- What the task requires
Each record below should appear again exactly as written.

Recorded data:

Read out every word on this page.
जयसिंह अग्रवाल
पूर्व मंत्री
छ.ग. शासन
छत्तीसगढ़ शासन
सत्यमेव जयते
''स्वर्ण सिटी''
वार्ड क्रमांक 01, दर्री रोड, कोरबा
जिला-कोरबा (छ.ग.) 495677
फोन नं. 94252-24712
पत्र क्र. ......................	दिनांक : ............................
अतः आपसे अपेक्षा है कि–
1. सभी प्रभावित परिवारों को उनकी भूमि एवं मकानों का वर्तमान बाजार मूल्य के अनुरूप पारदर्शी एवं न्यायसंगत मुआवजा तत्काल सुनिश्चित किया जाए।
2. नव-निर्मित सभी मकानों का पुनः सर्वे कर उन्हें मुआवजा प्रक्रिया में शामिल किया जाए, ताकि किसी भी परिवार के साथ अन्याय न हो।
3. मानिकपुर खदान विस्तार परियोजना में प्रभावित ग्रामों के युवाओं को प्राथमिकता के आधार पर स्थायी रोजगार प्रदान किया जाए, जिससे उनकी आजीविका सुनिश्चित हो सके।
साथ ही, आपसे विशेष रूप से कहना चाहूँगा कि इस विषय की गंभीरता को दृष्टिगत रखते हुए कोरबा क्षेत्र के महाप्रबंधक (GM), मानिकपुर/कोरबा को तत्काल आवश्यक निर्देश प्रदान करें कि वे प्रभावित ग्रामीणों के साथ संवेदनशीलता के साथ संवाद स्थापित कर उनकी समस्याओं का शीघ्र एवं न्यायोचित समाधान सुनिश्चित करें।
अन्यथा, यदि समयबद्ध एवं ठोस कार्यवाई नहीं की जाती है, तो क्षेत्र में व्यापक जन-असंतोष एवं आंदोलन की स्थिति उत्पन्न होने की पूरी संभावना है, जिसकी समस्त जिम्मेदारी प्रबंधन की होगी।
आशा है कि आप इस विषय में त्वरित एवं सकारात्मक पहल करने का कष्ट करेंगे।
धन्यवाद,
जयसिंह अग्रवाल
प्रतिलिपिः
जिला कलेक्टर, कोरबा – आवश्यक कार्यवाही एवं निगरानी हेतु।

- Worked answer
Read out every word on this page.
जयसिंह अग्रवाल
पूर्व मंत्री
छ.ग. शासन
छत्तीसगढ़ शासन
सत्यमेव जयते
''स्वर्ण सिटी''
वार्ड क्रमांक 01, दर्री रोड, कोरबा
जिला-कोरबा (छ.ग.) 495677
फोन नं. 94252-24712
पत्र क्र. ......................	दिनांक : ............................
अतः आपसे अपेक्षा है कि–
1. सभी प्रभावित परिवारों को उनकी भूमि एवं मकानों का वर्तमान बाजार मूल्य के अनुरूप पारदर्शी एवं न्यायसंगत मुआवजा तत्काल सुनिश्चित किया जाए।
2. नव-निर्मित सभी मकानों का पुनः सर्वे कर उन्हें मुआवजा प्रक्रिया में शामिल किया जाए, ताकि किसी भी परिवार के साथ अन्याय न हो।
3. मानिकपुर खदान विस्तार परियोजना में प्रभावित ग्रामों के युवाओं को प्राथमिकता के आधार पर स्थायी रोजगार प्रदान किया जाए, जिससे उनकी आजीविका सुनिश्चित हो सके।
साथ ही, आपसे विशेष रूप से कहना चाहूँगा कि इस विषय की गंभीरता को दृष्टिगत रखते हुए कोरबा क्षेत्र के महाप्रबंधक (GM), मानिकपुर/कोरबा को तत्काल आवश्यक निर्देश प्रदान करें कि वे प्रभावित ग्रामीणों के साथ संवेदनशीलता के साथ संवाद स्थापित कर उनकी समस्याओं का शीघ्र एवं न्यायोचित समाधान सुनिश्चित करें।
अन्यथा, यदि समयबद्ध एवं ठोस कार्यवाई नहीं की जाती है, तो क्षेत्र में व्यापक जन-असंतोष एवं आंदोलन की स्थिति उत्पन्न होने की पूरी संभावना है, जिसकी समस्त जिम्मेदारी प्रबंधन की होगी।
आशा है कि आप इस विषय में त्वरित एवं सकारात्मक पहल करने का कष्ट करेंगे।
धन्यवाद,
जयसिंह अग्रवाल
प्रतिलिपिः
जिला कलेक्टर, कोरबा – आवश्यक कार्यवाही एवं निगरानी हेतु।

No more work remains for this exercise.